- **Written problem**: Count how many lines of the material hold "панелей". Respond with that number alone.

■ ■ ■ ■ ■

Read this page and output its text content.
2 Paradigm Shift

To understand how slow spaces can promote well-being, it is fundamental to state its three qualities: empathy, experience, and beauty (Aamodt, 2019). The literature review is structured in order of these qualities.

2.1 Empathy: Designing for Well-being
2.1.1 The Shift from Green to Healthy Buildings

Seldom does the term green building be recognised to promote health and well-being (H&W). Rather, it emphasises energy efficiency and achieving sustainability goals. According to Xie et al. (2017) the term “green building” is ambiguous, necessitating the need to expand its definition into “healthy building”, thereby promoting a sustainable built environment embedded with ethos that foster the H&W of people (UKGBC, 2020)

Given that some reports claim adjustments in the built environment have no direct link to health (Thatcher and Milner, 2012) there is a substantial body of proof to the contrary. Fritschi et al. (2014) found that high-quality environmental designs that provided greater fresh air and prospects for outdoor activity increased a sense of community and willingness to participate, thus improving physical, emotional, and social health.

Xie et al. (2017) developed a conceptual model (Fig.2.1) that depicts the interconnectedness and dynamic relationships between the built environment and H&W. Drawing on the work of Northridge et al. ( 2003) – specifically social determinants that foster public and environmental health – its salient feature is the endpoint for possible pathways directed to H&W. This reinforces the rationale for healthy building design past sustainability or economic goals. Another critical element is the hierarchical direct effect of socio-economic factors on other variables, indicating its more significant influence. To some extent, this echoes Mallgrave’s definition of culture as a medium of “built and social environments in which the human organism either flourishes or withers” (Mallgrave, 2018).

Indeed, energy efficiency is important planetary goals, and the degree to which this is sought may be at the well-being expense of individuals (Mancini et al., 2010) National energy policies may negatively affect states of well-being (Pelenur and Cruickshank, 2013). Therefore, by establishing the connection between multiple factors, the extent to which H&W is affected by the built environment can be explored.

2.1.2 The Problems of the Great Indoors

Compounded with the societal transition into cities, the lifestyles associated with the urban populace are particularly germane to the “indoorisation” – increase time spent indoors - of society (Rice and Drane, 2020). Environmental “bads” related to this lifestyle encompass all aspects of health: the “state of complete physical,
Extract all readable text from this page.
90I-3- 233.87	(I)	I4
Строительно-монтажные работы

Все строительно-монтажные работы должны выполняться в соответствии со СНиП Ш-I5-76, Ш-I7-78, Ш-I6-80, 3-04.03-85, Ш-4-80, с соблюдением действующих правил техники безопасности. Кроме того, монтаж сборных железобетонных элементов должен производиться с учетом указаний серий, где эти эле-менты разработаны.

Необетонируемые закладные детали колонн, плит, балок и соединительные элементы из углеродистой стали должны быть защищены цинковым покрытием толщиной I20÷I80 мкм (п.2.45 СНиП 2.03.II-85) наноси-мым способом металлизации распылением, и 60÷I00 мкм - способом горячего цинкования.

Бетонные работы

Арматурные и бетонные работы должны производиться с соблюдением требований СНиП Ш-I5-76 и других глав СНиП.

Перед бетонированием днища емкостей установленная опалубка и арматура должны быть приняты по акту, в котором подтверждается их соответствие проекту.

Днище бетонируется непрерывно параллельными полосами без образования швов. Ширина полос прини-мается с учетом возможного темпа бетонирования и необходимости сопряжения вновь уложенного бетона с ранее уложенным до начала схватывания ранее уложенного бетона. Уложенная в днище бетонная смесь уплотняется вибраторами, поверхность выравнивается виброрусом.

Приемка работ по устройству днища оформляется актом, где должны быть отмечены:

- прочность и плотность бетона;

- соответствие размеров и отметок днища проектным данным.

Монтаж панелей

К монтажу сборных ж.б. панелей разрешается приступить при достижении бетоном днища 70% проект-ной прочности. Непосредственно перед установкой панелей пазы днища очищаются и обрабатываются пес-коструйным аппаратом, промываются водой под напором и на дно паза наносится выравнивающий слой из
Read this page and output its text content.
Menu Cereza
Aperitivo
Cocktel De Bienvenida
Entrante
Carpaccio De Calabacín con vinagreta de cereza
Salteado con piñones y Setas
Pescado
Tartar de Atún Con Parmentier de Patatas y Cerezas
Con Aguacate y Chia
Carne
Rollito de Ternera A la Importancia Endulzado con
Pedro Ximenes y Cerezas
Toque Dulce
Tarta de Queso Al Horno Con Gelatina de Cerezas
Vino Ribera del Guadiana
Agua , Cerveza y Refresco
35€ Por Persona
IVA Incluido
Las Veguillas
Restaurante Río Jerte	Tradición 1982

■ ■ ■ ■ ■

- **Solution**: 2